__YOUR OBJECTIVE__:
Arrange the lines of the listing below as a numbered list, leaving out any blank lines. Begin at the first line of the listing and stop after the line that contains "1190, 158, 1226]", including only those lines.

Element box annotations
================

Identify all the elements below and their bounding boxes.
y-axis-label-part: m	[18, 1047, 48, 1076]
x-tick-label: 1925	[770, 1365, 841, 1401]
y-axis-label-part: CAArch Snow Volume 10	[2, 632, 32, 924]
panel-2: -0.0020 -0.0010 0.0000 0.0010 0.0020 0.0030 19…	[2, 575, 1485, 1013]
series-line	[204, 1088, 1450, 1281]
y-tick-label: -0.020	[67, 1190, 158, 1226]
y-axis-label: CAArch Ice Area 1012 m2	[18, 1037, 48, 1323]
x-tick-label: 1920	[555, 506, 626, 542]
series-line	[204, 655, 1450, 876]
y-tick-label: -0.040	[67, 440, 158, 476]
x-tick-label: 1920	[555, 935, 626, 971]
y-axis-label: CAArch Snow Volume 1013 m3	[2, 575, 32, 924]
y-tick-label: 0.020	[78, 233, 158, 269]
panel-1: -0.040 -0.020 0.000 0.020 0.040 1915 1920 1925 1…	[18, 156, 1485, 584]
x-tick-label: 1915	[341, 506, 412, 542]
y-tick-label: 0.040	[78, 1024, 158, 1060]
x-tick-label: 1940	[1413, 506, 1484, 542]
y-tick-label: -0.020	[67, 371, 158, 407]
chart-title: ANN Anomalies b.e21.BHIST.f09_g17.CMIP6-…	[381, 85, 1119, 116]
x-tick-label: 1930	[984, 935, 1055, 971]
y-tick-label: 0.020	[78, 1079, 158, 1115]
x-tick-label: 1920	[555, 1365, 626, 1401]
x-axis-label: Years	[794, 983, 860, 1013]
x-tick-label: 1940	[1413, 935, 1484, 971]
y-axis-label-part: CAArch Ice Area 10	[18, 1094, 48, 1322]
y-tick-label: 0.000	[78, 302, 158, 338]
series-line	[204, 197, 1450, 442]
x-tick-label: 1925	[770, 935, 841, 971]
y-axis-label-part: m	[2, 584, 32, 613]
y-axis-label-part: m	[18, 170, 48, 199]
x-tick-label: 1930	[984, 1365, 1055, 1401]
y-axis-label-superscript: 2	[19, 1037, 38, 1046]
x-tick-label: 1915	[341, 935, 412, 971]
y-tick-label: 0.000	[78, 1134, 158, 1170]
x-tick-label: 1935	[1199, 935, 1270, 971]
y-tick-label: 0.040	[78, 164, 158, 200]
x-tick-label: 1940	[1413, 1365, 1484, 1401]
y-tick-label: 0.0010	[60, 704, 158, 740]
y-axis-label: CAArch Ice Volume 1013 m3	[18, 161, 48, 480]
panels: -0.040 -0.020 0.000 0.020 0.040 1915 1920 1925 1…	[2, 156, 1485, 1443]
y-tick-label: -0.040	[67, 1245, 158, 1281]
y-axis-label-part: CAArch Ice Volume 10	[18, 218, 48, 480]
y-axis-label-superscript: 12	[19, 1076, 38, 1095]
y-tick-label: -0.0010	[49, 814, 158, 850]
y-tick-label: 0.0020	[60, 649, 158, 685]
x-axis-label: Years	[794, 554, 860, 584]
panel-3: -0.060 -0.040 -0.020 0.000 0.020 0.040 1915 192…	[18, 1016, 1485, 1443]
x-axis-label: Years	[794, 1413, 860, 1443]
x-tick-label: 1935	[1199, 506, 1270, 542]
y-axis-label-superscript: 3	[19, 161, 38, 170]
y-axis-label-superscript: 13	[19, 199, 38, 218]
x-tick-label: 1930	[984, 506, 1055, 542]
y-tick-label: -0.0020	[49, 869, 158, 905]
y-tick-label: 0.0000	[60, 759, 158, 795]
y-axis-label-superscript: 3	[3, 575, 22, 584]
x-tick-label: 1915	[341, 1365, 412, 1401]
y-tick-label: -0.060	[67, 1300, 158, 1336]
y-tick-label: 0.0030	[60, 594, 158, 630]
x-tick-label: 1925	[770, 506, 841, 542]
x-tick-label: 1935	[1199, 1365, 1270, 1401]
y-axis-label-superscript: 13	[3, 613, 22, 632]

================

__THE RESULT__:
1. Identify all the elements below and their bounding boxes.
2. y-axis-label-part: m	[18, 1047, 48, 1076]
3. x-tick-label: 1925	[770, 1365, 841, 1401]
4. y-axis-label-part: CAArch Snow Volume 10	[2, 632, 32, 924]
5. panel-2: -0.0020 -0.0010 0.0000 0.0010 0.0020 0.0030 19…	[2, 575, 1485, 1013]
6. series-line	[204, 1088, 1450, 1281]
7. y-tick-label: -0.020	[67, 1190, 158, 1226]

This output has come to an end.